> **SUPPLIED TEXT**:
⟨
So I got up at 9 and wandered through the grounds. One of the staff spotted me and ran across to ask if I'd like some breakfast. Fresh fruit cocktail and cheese omelette later, I felt almost  human again!

The rest of the group arrived at lunchtime -- just 6 more, which was much less than I had expected, especially for Easter time. And, surprise, Cathryn from my Ethiopia trip was there! Three of us decided to do an independent trip to see the border retreat ceremony Waggah which is one more thing that Michael Palin did on his travels. What an adventure! Must have been 60,000 people there altogether on both sides of the border. It's quite scary actually reaching the location, you have to park about a mile away and walk with good natured but boisterous crowds to the grandstands. You're frisked 3 times and eventually corralled into a special foreigners enclosure. There's patriotic mystic playing at full blast and cheer leaders whipping the crowd into a frenzy. When the music pauses you can hear the other crowd chanting "Pakistan " from just 50 yards away. Then the soldiers and border guards start to march up and down, doing a short of John Clsese silly walk. After a lot of theatrics the gate is slammed shut for the night.
⟩
Layout coordinate data
⟨
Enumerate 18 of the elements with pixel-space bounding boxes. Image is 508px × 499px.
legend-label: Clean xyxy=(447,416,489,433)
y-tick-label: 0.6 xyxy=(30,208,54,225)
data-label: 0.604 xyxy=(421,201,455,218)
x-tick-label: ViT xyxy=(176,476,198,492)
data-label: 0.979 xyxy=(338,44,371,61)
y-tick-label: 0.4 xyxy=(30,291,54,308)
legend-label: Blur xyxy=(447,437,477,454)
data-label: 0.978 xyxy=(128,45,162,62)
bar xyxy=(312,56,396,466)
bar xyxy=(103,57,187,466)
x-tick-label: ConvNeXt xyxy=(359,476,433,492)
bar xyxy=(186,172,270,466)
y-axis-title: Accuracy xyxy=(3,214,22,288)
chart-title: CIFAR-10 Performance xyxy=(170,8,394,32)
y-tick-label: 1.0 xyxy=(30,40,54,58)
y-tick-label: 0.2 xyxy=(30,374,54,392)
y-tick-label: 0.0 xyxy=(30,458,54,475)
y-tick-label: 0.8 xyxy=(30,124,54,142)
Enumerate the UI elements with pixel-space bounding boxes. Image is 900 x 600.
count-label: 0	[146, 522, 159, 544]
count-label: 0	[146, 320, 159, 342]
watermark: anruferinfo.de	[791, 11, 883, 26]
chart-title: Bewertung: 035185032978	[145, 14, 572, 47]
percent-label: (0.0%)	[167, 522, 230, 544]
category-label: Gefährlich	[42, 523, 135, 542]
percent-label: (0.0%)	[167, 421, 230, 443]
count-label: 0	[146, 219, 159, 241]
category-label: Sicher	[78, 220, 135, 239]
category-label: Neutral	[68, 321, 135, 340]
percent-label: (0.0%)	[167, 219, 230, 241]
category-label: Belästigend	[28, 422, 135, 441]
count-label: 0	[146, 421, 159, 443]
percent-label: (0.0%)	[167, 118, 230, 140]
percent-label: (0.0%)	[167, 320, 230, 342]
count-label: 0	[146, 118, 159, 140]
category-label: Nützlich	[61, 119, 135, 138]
⟩
> **AIM OF THE TASK**: Reproduce the entire travel diary passage above word for word.

> **RESPONSE TO THIS EXERCISE**:
So I got up at 9 and wandered through the grounds. One of the staff spotted me and ran across to ask if I'd like some breakfast. Fresh fruit cocktail and cheese omelette later, I felt almost  human again!

The rest of the group arrived at lunchtime -- just 6 more, which was much less than I had expected, especially for Easter time. And, surprise, Cathryn from my Ethiopia trip was there! Three of us decided to do an independent trip to see the border retreat ceremony Waggah which is one more thing that Michael Palin did on his travels. What an adventure! Must have been 60,000 people there altogether on both sides of the border. It's quite scary actually reaching the location, you have to park about a mile away and walk with good natured but boisterous crowds to the grandstands. You're frisked 3 times and eventually corralled into a special foreigners enclosure. There's patriotic mystic playing at full blast and cheer leaders whipping the crowd into a frenzy. When the music pauses you can hear the other crowd chanting "Pakistan " from just 50 yards away. Then the soldiers and border guards start to march up and down, doing a short of John Clsese silly walk. After a lot of theatrics the gate is slammed shut for the night.